Extract, word for word, every line of the entries below from the first line up to and including the line that contains "step-c-label: Person xyxy=(946,308,977,318)".

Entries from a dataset
━━━

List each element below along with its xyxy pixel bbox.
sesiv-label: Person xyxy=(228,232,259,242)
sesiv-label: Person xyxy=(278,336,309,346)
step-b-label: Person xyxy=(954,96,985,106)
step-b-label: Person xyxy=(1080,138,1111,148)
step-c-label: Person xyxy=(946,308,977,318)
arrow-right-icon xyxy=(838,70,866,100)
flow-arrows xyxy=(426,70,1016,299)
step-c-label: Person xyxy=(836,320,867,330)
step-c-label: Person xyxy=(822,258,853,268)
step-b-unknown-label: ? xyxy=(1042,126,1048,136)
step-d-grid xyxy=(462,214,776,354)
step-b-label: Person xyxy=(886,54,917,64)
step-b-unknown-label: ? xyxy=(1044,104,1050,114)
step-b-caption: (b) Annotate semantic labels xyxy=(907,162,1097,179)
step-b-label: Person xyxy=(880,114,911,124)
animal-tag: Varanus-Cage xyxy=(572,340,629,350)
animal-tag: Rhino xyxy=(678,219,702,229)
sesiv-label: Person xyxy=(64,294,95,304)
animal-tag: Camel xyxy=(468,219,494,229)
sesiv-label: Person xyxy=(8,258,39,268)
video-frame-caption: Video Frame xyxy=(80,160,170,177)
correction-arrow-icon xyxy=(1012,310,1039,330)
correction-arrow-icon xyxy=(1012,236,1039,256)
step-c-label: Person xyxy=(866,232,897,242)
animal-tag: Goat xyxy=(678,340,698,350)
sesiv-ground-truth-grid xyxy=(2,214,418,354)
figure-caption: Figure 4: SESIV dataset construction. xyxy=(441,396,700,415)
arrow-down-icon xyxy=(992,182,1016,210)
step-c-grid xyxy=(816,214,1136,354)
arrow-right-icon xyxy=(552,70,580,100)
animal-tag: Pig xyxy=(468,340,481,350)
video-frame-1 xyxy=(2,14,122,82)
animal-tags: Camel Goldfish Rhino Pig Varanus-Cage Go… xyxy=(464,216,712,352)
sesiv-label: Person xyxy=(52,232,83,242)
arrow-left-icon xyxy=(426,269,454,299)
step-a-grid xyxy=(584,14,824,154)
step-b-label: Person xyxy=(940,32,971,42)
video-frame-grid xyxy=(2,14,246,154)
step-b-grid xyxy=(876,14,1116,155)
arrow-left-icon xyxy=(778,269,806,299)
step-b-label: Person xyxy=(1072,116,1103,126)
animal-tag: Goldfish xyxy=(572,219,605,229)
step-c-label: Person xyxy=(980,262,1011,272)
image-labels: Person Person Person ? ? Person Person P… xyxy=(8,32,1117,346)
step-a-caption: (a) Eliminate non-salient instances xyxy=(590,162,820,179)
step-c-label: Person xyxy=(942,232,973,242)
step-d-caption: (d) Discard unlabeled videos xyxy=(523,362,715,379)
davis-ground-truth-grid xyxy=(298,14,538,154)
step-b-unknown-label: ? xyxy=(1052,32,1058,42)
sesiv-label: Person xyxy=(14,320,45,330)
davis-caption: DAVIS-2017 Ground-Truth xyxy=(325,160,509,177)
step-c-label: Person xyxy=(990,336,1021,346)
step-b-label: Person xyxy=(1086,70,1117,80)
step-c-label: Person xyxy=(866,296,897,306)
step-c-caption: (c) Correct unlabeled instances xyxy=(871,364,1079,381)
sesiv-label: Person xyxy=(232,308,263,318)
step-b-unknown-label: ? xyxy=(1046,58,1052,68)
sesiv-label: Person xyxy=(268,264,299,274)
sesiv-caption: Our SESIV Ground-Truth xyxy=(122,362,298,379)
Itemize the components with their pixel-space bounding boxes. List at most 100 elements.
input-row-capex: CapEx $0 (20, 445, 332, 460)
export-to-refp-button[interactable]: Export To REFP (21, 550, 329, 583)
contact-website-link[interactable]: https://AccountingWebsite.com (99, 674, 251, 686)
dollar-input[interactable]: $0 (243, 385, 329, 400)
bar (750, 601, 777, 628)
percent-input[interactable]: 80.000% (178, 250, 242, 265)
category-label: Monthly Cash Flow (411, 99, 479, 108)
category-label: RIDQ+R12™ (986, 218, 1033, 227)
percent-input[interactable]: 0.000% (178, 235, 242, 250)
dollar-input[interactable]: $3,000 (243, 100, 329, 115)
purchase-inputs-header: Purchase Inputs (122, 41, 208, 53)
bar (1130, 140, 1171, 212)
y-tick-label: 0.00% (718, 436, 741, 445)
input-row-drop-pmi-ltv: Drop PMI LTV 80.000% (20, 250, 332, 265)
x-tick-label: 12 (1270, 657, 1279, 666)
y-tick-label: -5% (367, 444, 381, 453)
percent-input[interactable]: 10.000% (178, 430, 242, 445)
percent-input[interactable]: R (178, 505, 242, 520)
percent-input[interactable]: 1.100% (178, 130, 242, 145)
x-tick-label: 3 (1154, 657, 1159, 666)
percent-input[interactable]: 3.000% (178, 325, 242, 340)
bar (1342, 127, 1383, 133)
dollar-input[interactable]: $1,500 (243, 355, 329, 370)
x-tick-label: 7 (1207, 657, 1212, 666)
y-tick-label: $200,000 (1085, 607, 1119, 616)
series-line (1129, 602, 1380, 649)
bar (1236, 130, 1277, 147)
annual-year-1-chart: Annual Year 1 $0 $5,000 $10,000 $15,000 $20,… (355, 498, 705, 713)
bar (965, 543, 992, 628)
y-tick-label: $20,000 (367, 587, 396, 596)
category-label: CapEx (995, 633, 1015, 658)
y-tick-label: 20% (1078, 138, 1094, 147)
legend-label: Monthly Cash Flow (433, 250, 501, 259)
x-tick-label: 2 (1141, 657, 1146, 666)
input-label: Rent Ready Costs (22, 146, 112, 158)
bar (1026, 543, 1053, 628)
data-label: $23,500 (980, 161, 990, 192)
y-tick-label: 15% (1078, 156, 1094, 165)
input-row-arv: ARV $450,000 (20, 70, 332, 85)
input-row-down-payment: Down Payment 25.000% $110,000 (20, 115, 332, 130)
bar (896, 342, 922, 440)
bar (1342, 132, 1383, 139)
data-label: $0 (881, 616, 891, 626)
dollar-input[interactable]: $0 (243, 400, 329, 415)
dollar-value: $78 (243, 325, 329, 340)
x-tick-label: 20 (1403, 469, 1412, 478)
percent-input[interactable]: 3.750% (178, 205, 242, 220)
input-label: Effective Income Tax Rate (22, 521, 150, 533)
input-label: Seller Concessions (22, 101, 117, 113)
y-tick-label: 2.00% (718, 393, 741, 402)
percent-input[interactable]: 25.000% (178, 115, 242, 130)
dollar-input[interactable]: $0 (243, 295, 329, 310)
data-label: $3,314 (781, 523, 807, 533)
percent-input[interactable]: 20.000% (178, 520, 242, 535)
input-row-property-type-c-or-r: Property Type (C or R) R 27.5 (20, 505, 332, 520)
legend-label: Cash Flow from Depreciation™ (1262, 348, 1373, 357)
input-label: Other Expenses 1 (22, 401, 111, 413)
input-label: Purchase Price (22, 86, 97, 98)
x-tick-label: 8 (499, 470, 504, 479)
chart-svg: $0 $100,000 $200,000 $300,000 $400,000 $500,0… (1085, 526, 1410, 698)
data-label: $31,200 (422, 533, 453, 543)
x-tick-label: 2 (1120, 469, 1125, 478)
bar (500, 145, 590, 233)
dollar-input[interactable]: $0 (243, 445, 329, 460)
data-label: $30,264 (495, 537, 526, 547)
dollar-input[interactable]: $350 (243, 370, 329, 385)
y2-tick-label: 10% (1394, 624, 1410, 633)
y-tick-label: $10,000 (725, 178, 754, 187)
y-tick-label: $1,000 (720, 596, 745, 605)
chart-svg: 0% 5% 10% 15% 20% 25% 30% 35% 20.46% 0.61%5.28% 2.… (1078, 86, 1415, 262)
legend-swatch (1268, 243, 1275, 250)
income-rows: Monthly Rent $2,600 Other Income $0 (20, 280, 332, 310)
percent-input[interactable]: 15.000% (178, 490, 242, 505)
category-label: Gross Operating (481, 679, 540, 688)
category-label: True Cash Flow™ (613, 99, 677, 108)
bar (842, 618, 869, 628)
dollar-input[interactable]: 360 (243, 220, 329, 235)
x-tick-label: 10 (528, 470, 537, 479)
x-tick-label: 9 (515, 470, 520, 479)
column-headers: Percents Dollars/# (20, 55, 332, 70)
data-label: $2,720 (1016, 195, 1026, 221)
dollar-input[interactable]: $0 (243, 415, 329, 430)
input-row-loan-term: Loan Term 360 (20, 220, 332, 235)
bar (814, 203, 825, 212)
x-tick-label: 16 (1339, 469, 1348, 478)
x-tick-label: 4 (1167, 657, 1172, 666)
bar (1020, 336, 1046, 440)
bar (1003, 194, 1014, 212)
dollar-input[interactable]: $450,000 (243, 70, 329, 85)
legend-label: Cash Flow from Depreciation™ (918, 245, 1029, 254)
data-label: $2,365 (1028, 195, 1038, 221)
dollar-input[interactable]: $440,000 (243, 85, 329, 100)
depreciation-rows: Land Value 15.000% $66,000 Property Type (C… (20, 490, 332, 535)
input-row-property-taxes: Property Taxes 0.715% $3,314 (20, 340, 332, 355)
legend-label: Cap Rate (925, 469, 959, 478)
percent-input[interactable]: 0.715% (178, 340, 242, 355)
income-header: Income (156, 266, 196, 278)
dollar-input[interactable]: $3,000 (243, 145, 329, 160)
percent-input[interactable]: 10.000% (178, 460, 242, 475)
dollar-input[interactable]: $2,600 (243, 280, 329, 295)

━━━

Answer to this problem:
List each element below along with its xyxy pixel bbox.
sesiv-label: Person xyxy=(228,232,259,242)
sesiv-label: Person xyxy=(278,336,309,346)
step-b-label: Person xyxy=(954,96,985,106)
step-b-label: Person xyxy=(1080,138,1111,148)
step-c-label: Person xyxy=(946,308,977,318)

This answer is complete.